• [Written request]:
Repeat the material below exactly, with no pictures.

------------------------------------

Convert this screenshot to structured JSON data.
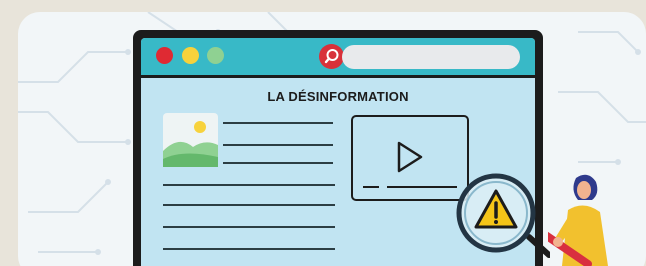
{
  "article": {
    "title": "LA DÉSINFORMATION"
  },
  "colors": {
    "background": "#e8e4da",
    "panel": "#f2f6f8",
    "monitor_frame": "#1c1c1c",
    "screen": "#c1e4f2",
    "topbar": "#38b9c7",
    "dot_red": "#df2a33",
    "dot_yellow": "#f7d23c",
    "dot_green": "#8fd192",
    "search_button": "#d8313a",
    "warning": "#f5c518"
  },
  "icons": {
    "search": "search-icon",
    "image": "image-icon",
    "play": "play-icon",
    "warning": "warning-icon",
    "magnifier": "magnifying-glass-icon"
  }
}
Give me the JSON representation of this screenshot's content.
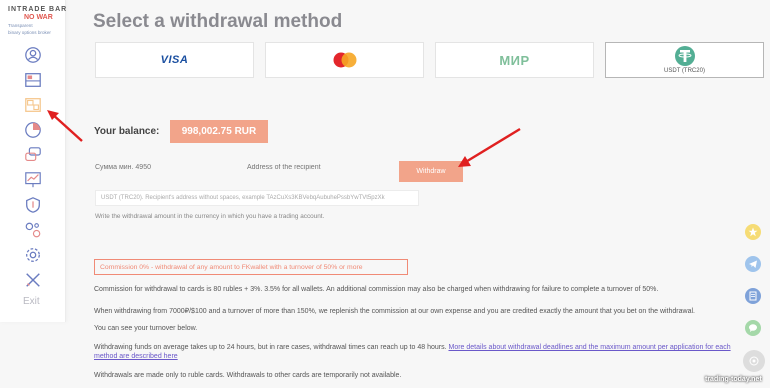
{
  "brand": {
    "name": "INTRADE BAR",
    "nowar": "NO WAR",
    "tagline_1": "Transparent",
    "tagline_2": "binary options broker"
  },
  "sidebar": {
    "items": [
      {
        "icon": "user-icon"
      },
      {
        "icon": "dashboard-icon"
      },
      {
        "icon": "finance-icon",
        "active": true
      },
      {
        "icon": "history-icon"
      },
      {
        "icon": "chat-icon"
      },
      {
        "icon": "analytics-icon"
      },
      {
        "icon": "security-icon"
      },
      {
        "icon": "settings-tools-icon"
      },
      {
        "icon": "gear-icon"
      },
      {
        "icon": "trade-swords-icon"
      }
    ],
    "exit_label": "Exit"
  },
  "page": {
    "title": "Select a withdrawal method"
  },
  "methods": [
    {
      "label": "VISA"
    },
    {
      "label": "MasterCard"
    },
    {
      "label": "МИР"
    },
    {
      "label": "USDT (TRC20)",
      "selected": true
    }
  ],
  "balance": {
    "label": "Your balance:",
    "value": "998,002.75 RUR"
  },
  "form": {
    "amount_placeholder": "Сумма мин. 4950",
    "address_placeholder": "Address of the recipient",
    "withdraw_label": "Withdraw",
    "hint_box": "USDT (TRC20). Recipient's address without spaces, example TAzCuXs3KBVebqAubuhePssbYwTVt5pzXk",
    "hint_text": "Write the withdrawal amount in the currency in which you have a trading account."
  },
  "info": {
    "commission_note": "Commission 0% - withdrawal of any amount to FKwallet with a turnover of 50% or more",
    "p1": "Commission for withdrawal to cards is 80 rubles + 3%. 3.5% for all wallets. An additional commission may also be charged when withdrawing for failure to complete a turnover of 50%.",
    "p2": "When withdrawing from 7000₽/$100 and a turnover of more than 150%, we replenish the commission at our own expense and you are credited exactly the amount that you bet on the withdrawal.",
    "p3": "You can see your turnover below.",
    "p4_text": "Withdrawing funds on average takes up to 24 hours, but in rare cases, withdrawal times can reach up to 48 hours.",
    "p4_link": "More details about withdrawal deadlines and the maximum amount per application for each method are described here",
    "p5": "Withdrawals are made only to ruble cards. Withdrawals to other cards are temporarily not available."
  },
  "floating_buttons": [
    {
      "icon": "star-icon",
      "color": "#f6dc75"
    },
    {
      "icon": "telegram-icon",
      "color": "#9fc4ec"
    },
    {
      "icon": "document-icon",
      "color": "#7fa2d9"
    },
    {
      "icon": "chat-bubble-icon",
      "color": "#a5d8a9"
    },
    {
      "icon": "support-icon",
      "color": "#dddddd"
    }
  ],
  "watermark": "trading-today.net",
  "colors": {
    "accent": "#f2a48a",
    "commission_border": "#f08a76",
    "link": "#6a58c9",
    "arrow": "#e02020"
  }
}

------------------------------------

• [Completed task]:
Convert this screenshot to structured JSON data.
{
  "article": {
    "title": "LA DÉSINFORMATION"
  },
  "colors": {
    "background": "#e8e4da",
    "panel": "#f2f6f8",
    "monitor_frame": "#1c1c1c",
    "screen": "#c1e4f2",
    "topbar": "#38b9c7",
    "dot_red": "#df2a33",
    "dot_yellow": "#f7d23c",
    "dot_green": "#8fd192",
    "search_button": "#d8313a",
    "warning": "#f5c518"
  },
  "icons": {
    "search": "search-icon",
    "image": "image-icon",
    "play": "play-icon",
    "warning": "warning-icon",
    "magnifier": "magnifying-glass-icon"
  }
}
Give me the JSON representation of this screenshot's content.
{
  "brand": {
    "name": "INTRADE BAR",
    "nowar": "NO WAR",
    "tagline_1": "Transparent",
    "tagline_2": "binary options broker"
  },
  "sidebar": {
    "items": [
      {
        "icon": "user-icon"
      },
      {
        "icon": "dashboard-icon"
      },
      {
        "icon": "finance-icon",
        "active": true
      },
      {
        "icon": "history-icon"
      },
      {
        "icon": "chat-icon"
      },
      {
        "icon": "analytics-icon"
      },
      {
        "icon": "security-icon"
      },
      {
        "icon": "settings-tools-icon"
      },
      {
        "icon": "gear-icon"
      },
      {
        "icon": "trade-swords-icon"
      }
    ],
    "exit_label": "Exit"
  },
  "page": {
    "title": "Select a withdrawal method"
  },
  "methods": [
    {
      "label": "VISA"
    },
    {
      "label": "MasterCard"
    },
    {
      "label": "МИР"
    },
    {
      "label": "USDT (TRC20)",
      "selected": true
    }
  ],
  "balance": {
    "label": "Your balance:",
    "value": "998,002.75 RUR"
  },
  "form": {
    "amount_placeholder": "Сумма мин. 4950",
    "address_placeholder": "Address of the recipient",
    "withdraw_label": "Withdraw",
    "hint_box": "USDT (TRC20). Recipient's address without spaces, example TAzCuXs3KBVebqAubuhePssbYwTVt5pzXk",
    "hint_text": "Write the withdrawal amount in the currency in which you have a trading account."
  },
  "info": {
    "commission_note": "Commission 0% - withdrawal of any amount to FKwallet with a turnover of 50% or more",
    "p1": "Commission for withdrawal to cards is 80 rubles + 3%. 3.5% for all wallets. An additional commission may also be charged when withdrawing for failure to complete a turnover of 50%.",
    "p2": "When withdrawing from 7000₽/$100 and a turnover of more than 150%, we replenish the commission at our own expense and you are credited exactly the amount that you bet on the withdrawal.",
    "p3": "You can see your turnover below.",
    "p4_text": "Withdrawing funds on average takes up to 24 hours, but in rare cases, withdrawal times can reach up to 48 hours.",
    "p4_link": "More details about withdrawal deadlines and the maximum amount per application for each method are described here",
    "p5": "Withdrawals are made only to ruble cards. Withdrawals to other cards are temporarily not available."
  },
  "floating_buttons": [
    {
      "icon": "star-icon",
      "color": "#f6dc75"
    },
    {
      "icon": "telegram-icon",
      "color": "#9fc4ec"
    },
    {
      "icon": "document-icon",
      "color": "#7fa2d9"
    },
    {
      "icon": "chat-bubble-icon",
      "color": "#a5d8a9"
    },
    {
      "icon": "support-icon",
      "color": "#dddddd"
    }
  ],
  "watermark": "trading-today.net",
  "colors": {
    "accent": "#f2a48a",
    "commission_border": "#f08a76",
    "link": "#6a58c9",
    "arrow": "#e02020"
  }
}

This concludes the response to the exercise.